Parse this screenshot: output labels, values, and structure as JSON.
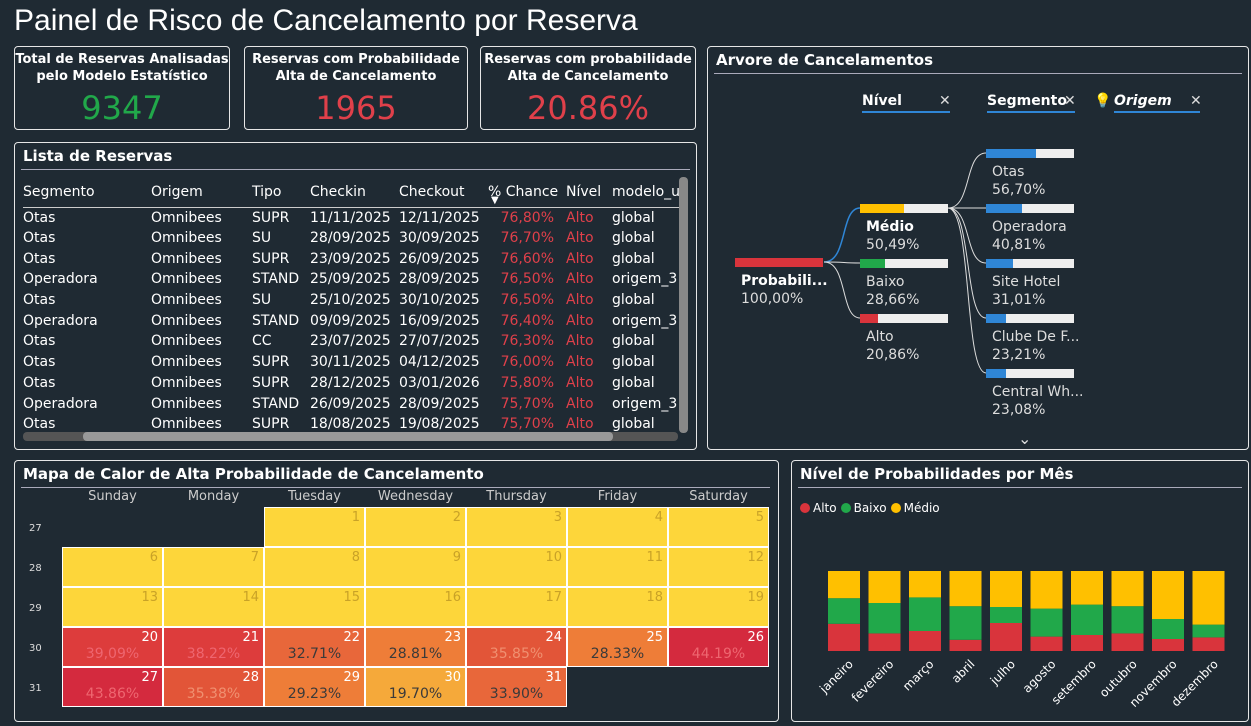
{
  "page_title": "Painel de Risco de Cancelamento por Reserva",
  "kpis": [
    {
      "label": "Total de Reservas Analisadas pelo Modelo Estatístico",
      "value": "9347",
      "color": "#21a84a"
    },
    {
      "label": "Reservas com Probabilidade Alta de Cancelamento",
      "value": "1965",
      "color": "#e0404a"
    },
    {
      "label": "Reservas com probabilidade Alta de Cancelamento",
      "value": "20.86%",
      "color": "#e0404a"
    }
  ],
  "lista": {
    "title": "Lista de Reservas",
    "columns": [
      "Segmento",
      "Origem",
      "Tipo",
      "Checkin",
      "Checkout",
      "% Chance",
      "Nível",
      "modelo_u"
    ],
    "rows": [
      [
        "Otas",
        "Omnibees",
        "SUPR",
        "11/11/2025",
        "12/11/2025",
        "76,80%",
        "Alto",
        "global"
      ],
      [
        "Otas",
        "Omnibees",
        "SU",
        "28/09/2025",
        "30/09/2025",
        "76,70%",
        "Alto",
        "global"
      ],
      [
        "Otas",
        "Omnibees",
        "SUPR",
        "23/09/2025",
        "26/09/2025",
        "76,60%",
        "Alto",
        "global"
      ],
      [
        "Operadora",
        "Omnibees",
        "STAND",
        "25/09/2025",
        "28/09/2025",
        "76,50%",
        "Alto",
        "origem_3"
      ],
      [
        "Otas",
        "Omnibees",
        "SU",
        "25/10/2025",
        "30/10/2025",
        "76,50%",
        "Alto",
        "global"
      ],
      [
        "Operadora",
        "Omnibees",
        "STAND",
        "09/09/2025",
        "16/09/2025",
        "76,40%",
        "Alto",
        "origem_3"
      ],
      [
        "Otas",
        "Omnibees",
        "CC",
        "23/07/2025",
        "27/07/2025",
        "76,30%",
        "Alto",
        "global"
      ],
      [
        "Otas",
        "Omnibees",
        "SUPR",
        "30/11/2025",
        "04/12/2025",
        "76,00%",
        "Alto",
        "global"
      ],
      [
        "Otas",
        "Omnibees",
        "SUPR",
        "28/12/2025",
        "03/01/2026",
        "75,80%",
        "Alto",
        "global"
      ],
      [
        "Operadora",
        "Omnibees",
        "STAND",
        "26/09/2025",
        "28/09/2025",
        "75,70%",
        "Alto",
        "origem_3"
      ],
      [
        "Otas",
        "Omnibees",
        "SUPR",
        "18/08/2025",
        "19/08/2025",
        "75,70%",
        "Alto",
        "global"
      ]
    ]
  },
  "arvore": {
    "title": "Arvore de Cancelamentos",
    "headers": [
      "Nível",
      "Segmento",
      "Origem"
    ],
    "root": {
      "label": "Probabili...",
      "value": "100,00%",
      "fill": 1.0,
      "color": "#d9343c"
    },
    "nivel": [
      {
        "label": "Médio",
        "value": "50,49%",
        "fill": 0.5049,
        "color": "#ffc000"
      },
      {
        "label": "Baixo",
        "value": "28,66%",
        "fill": 0.2866,
        "color": "#21a84a"
      },
      {
        "label": "Alto",
        "value": "20,86%",
        "fill": 0.2086,
        "color": "#d9343c"
      }
    ],
    "segmento": [
      {
        "label": "Otas",
        "value": "56,70%",
        "fill": 0.567,
        "color": "#2f86d6"
      },
      {
        "label": "Operadora",
        "value": "40,81%",
        "fill": 0.4081,
        "color": "#2f86d6"
      },
      {
        "label": "Site Hotel",
        "value": "31,01%",
        "fill": 0.3101,
        "color": "#2f86d6"
      },
      {
        "label": "Clube De F...",
        "value": "23,21%",
        "fill": 0.2321,
        "color": "#2f86d6"
      },
      {
        "label": "Central Wh...",
        "value": "23,08%",
        "fill": 0.2308,
        "color": "#2f86d6"
      }
    ]
  },
  "mapa": {
    "title": "Mapa de Calor de Alta Probabilidade de Cancelamento",
    "days": [
      "Sunday",
      "Monday",
      "Tuesday",
      "Wednesday",
      "Thursday",
      "Friday",
      "Saturday"
    ],
    "weeks": [
      "27",
      "28",
      "29",
      "30",
      "31"
    ],
    "cells": [
      {
        "w": 0,
        "d": 2,
        "day": "1",
        "pct": ""
      },
      {
        "w": 0,
        "d": 3,
        "day": "2",
        "pct": ""
      },
      {
        "w": 0,
        "d": 4,
        "day": "3",
        "pct": ""
      },
      {
        "w": 0,
        "d": 5,
        "day": "4",
        "pct": ""
      },
      {
        "w": 0,
        "d": 6,
        "day": "5",
        "pct": ""
      },
      {
        "w": 1,
        "d": 0,
        "day": "6",
        "pct": ""
      },
      {
        "w": 1,
        "d": 1,
        "day": "7",
        "pct": ""
      },
      {
        "w": 1,
        "d": 2,
        "day": "8",
        "pct": ""
      },
      {
        "w": 1,
        "d": 3,
        "day": "9",
        "pct": ""
      },
      {
        "w": 1,
        "d": 4,
        "day": "10",
        "pct": ""
      },
      {
        "w": 1,
        "d": 5,
        "day": "11",
        "pct": ""
      },
      {
        "w": 1,
        "d": 6,
        "day": "12",
        "pct": ""
      },
      {
        "w": 2,
        "d": 0,
        "day": "13",
        "pct": ""
      },
      {
        "w": 2,
        "d": 1,
        "day": "14",
        "pct": ""
      },
      {
        "w": 2,
        "d": 2,
        "day": "15",
        "pct": ""
      },
      {
        "w": 2,
        "d": 3,
        "day": "16",
        "pct": ""
      },
      {
        "w": 2,
        "d": 4,
        "day": "17",
        "pct": ""
      },
      {
        "w": 2,
        "d": 5,
        "day": "18",
        "pct": ""
      },
      {
        "w": 2,
        "d": 6,
        "day": "19",
        "pct": ""
      },
      {
        "w": 3,
        "d": 0,
        "day": "20",
        "pct": "39,09%"
      },
      {
        "w": 3,
        "d": 1,
        "day": "21",
        "pct": "38.22%"
      },
      {
        "w": 3,
        "d": 2,
        "day": "22",
        "pct": "32.71%"
      },
      {
        "w": 3,
        "d": 3,
        "day": "23",
        "pct": "28.81%"
      },
      {
        "w": 3,
        "d": 4,
        "day": "24",
        "pct": "35.85%"
      },
      {
        "w": 3,
        "d": 5,
        "day": "25",
        "pct": "28.33%"
      },
      {
        "w": 3,
        "d": 6,
        "day": "26",
        "pct": "44.19%"
      },
      {
        "w": 4,
        "d": 0,
        "day": "27",
        "pct": "43.86%"
      },
      {
        "w": 4,
        "d": 1,
        "day": "28",
        "pct": "35.38%"
      },
      {
        "w": 4,
        "d": 2,
        "day": "29",
        "pct": "29.23%"
      },
      {
        "w": 4,
        "d": 3,
        "day": "30",
        "pct": "19.70%"
      },
      {
        "w": 4,
        "d": 4,
        "day": "31",
        "pct": "33.90%"
      }
    ]
  },
  "chart_data": {
    "type": "bar",
    "title": "Nível de Probabilidades por Mês",
    "categories": [
      "janeiro",
      "fevereiro",
      "março",
      "abril",
      "julho",
      "agosto",
      "setembro",
      "outubro",
      "novembro",
      "dezembro"
    ],
    "series": [
      {
        "name": "Alto",
        "color": "#d9343c",
        "values": [
          34,
          22,
          25,
          14,
          35,
          18,
          20,
          22,
          15,
          17
        ]
      },
      {
        "name": "Baixo",
        "color": "#21a84a",
        "values": [
          32,
          38,
          42,
          42,
          20,
          35,
          38,
          34,
          25,
          16
        ]
      },
      {
        "name": "Médio",
        "color": "#ffc000",
        "values": [
          34,
          40,
          33,
          44,
          45,
          47,
          42,
          44,
          60,
          67
        ]
      }
    ],
    "stacked": true,
    "ylim": [
      0,
      100
    ],
    "legend": "top-left"
  }
}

• [Brief]:
Replicate the material above verbatim; images stay out of the copy.

• [Task result]:
Parse this screenshot: output labels, values, and structure as JSON.
{
  "page_title": "Painel de Risco de Cancelamento por Reserva",
  "kpis": [
    {
      "label": "Total de Reservas Analisadas pelo Modelo Estatístico",
      "value": "9347",
      "color": "#21a84a"
    },
    {
      "label": "Reservas com Probabilidade Alta de Cancelamento",
      "value": "1965",
      "color": "#e0404a"
    },
    {
      "label": "Reservas com probabilidade Alta de Cancelamento",
      "value": "20.86%",
      "color": "#e0404a"
    }
  ],
  "lista": {
    "title": "Lista de Reservas",
    "columns": [
      "Segmento",
      "Origem",
      "Tipo",
      "Checkin",
      "Checkout",
      "% Chance",
      "Nível",
      "modelo_u"
    ],
    "rows": [
      [
        "Otas",
        "Omnibees",
        "SUPR",
        "11/11/2025",
        "12/11/2025",
        "76,80%",
        "Alto",
        "global"
      ],
      [
        "Otas",
        "Omnibees",
        "SU",
        "28/09/2025",
        "30/09/2025",
        "76,70%",
        "Alto",
        "global"
      ],
      [
        "Otas",
        "Omnibees",
        "SUPR",
        "23/09/2025",
        "26/09/2025",
        "76,60%",
        "Alto",
        "global"
      ],
      [
        "Operadora",
        "Omnibees",
        "STAND",
        "25/09/2025",
        "28/09/2025",
        "76,50%",
        "Alto",
        "origem_3"
      ],
      [
        "Otas",
        "Omnibees",
        "SU",
        "25/10/2025",
        "30/10/2025",
        "76,50%",
        "Alto",
        "global"
      ],
      [
        "Operadora",
        "Omnibees",
        "STAND",
        "09/09/2025",
        "16/09/2025",
        "76,40%",
        "Alto",
        "origem_3"
      ],
      [
        "Otas",
        "Omnibees",
        "CC",
        "23/07/2025",
        "27/07/2025",
        "76,30%",
        "Alto",
        "global"
      ],
      [
        "Otas",
        "Omnibees",
        "SUPR",
        "30/11/2025",
        "04/12/2025",
        "76,00%",
        "Alto",
        "global"
      ],
      [
        "Otas",
        "Omnibees",
        "SUPR",
        "28/12/2025",
        "03/01/2026",
        "75,80%",
        "Alto",
        "global"
      ],
      [
        "Operadora",
        "Omnibees",
        "STAND",
        "26/09/2025",
        "28/09/2025",
        "75,70%",
        "Alto",
        "origem_3"
      ],
      [
        "Otas",
        "Omnibees",
        "SUPR",
        "18/08/2025",
        "19/08/2025",
        "75,70%",
        "Alto",
        "global"
      ]
    ]
  },
  "arvore": {
    "title": "Arvore de Cancelamentos",
    "headers": [
      "Nível",
      "Segmento",
      "Origem"
    ],
    "root": {
      "label": "Probabili...",
      "value": "100,00%",
      "fill": 1.0,
      "color": "#d9343c"
    },
    "nivel": [
      {
        "label": "Médio",
        "value": "50,49%",
        "fill": 0.5049,
        "color": "#ffc000"
      },
      {
        "label": "Baixo",
        "value": "28,66%",
        "fill": 0.2866,
        "color": "#21a84a"
      },
      {
        "label": "Alto",
        "value": "20,86%",
        "fill": 0.2086,
        "color": "#d9343c"
      }
    ],
    "segmento": [
      {
        "label": "Otas",
        "value": "56,70%",
        "fill": 0.567,
        "color": "#2f86d6"
      },
      {
        "label": "Operadora",
        "value": "40,81%",
        "fill": 0.4081,
        "color": "#2f86d6"
      },
      {
        "label": "Site Hotel",
        "value": "31,01%",
        "fill": 0.3101,
        "color": "#2f86d6"
      },
      {
        "label": "Clube De F...",
        "value": "23,21%",
        "fill": 0.2321,
        "color": "#2f86d6"
      },
      {
        "label": "Central Wh...",
        "value": "23,08%",
        "fill": 0.2308,
        "color": "#2f86d6"
      }
    ]
  },
  "mapa": {
    "title": "Mapa de Calor de Alta Probabilidade de Cancelamento",
    "days": [
      "Sunday",
      "Monday",
      "Tuesday",
      "Wednesday",
      "Thursday",
      "Friday",
      "Saturday"
    ],
    "weeks": [
      "27",
      "28",
      "29",
      "30",
      "31"
    ],
    "cells": [
      {
        "w": 0,
        "d": 2,
        "day": "1",
        "pct": ""
      },
      {
        "w": 0,
        "d": 3,
        "day": "2",
        "pct": ""
      },
      {
        "w": 0,
        "d": 4,
        "day": "3",
        "pct": ""
      },
      {
        "w": 0,
        "d": 5,
        "day": "4",
        "pct": ""
      },
      {
        "w": 0,
        "d": 6,
        "day": "5",
        "pct": ""
      },
      {
        "w": 1,
        "d": 0,
        "day": "6",
        "pct": ""
      },
      {
        "w": 1,
        "d": 1,
        "day": "7",
        "pct": ""
      },
      {
        "w": 1,
        "d": 2,
        "day": "8",
        "pct": ""
      },
      {
        "w": 1,
        "d": 3,
        "day": "9",
        "pct": ""
      },
      {
        "w": 1,
        "d": 4,
        "day": "10",
        "pct": ""
      },
      {
        "w": 1,
        "d": 5,
        "day": "11",
        "pct": ""
      },
      {
        "w": 1,
        "d": 6,
        "day": "12",
        "pct": ""
      },
      {
        "w": 2,
        "d": 0,
        "day": "13",
        "pct": ""
      },
      {
        "w": 2,
        "d": 1,
        "day": "14",
        "pct": ""
      },
      {
        "w": 2,
        "d": 2,
        "day": "15",
        "pct": ""
      },
      {
        "w": 2,
        "d": 3,
        "day": "16",
        "pct": ""
      },
      {
        "w": 2,
        "d": 4,
        "day": "17",
        "pct": ""
      },
      {
        "w": 2,
        "d": 5,
        "day": "18",
        "pct": ""
      },
      {
        "w": 2,
        "d": 6,
        "day": "19",
        "pct": ""
      },
      {
        "w": 3,
        "d": 0,
        "day": "20",
        "pct": "39,09%"
      },
      {
        "w": 3,
        "d": 1,
        "day": "21",
        "pct": "38.22%"
      },
      {
        "w": 3,
        "d": 2,
        "day": "22",
        "pct": "32.71%"
      },
      {
        "w": 3,
        "d": 3,
        "day": "23",
        "pct": "28.81%"
      },
      {
        "w": 3,
        "d": 4,
        "day": "24",
        "pct": "35.85%"
      },
      {
        "w": 3,
        "d": 5,
        "day": "25",
        "pct": "28.33%"
      },
      {
        "w": 3,
        "d": 6,
        "day": "26",
        "pct": "44.19%"
      },
      {
        "w": 4,
        "d": 0,
        "day": "27",
        "pct": "43.86%"
      },
      {
        "w": 4,
        "d": 1,
        "day": "28",
        "pct": "35.38%"
      },
      {
        "w": 4,
        "d": 2,
        "day": "29",
        "pct": "29.23%"
      },
      {
        "w": 4,
        "d": 3,
        "day": "30",
        "pct": "19.70%"
      },
      {
        "w": 4,
        "d": 4,
        "day": "31",
        "pct": "33.90%"
      }
    ]
  },
  "chart_data": {
    "type": "bar",
    "title": "Nível de Probabilidades por Mês",
    "categories": [
      "janeiro",
      "fevereiro",
      "março",
      "abril",
      "julho",
      "agosto",
      "setembro",
      "outubro",
      "novembro",
      "dezembro"
    ],
    "series": [
      {
        "name": "Alto",
        "color": "#d9343c",
        "values": [
          34,
          22,
          25,
          14,
          35,
          18,
          20,
          22,
          15,
          17
        ]
      },
      {
        "name": "Baixo",
        "color": "#21a84a",
        "values": [
          32,
          38,
          42,
          42,
          20,
          35,
          38,
          34,
          25,
          16
        ]
      },
      {
        "name": "Médio",
        "color": "#ffc000",
        "values": [
          34,
          40,
          33,
          44,
          45,
          47,
          42,
          44,
          60,
          67
        ]
      }
    ],
    "stacked": true,
    "ylim": [
      0,
      100
    ],
    "legend": "top-left"
  }
}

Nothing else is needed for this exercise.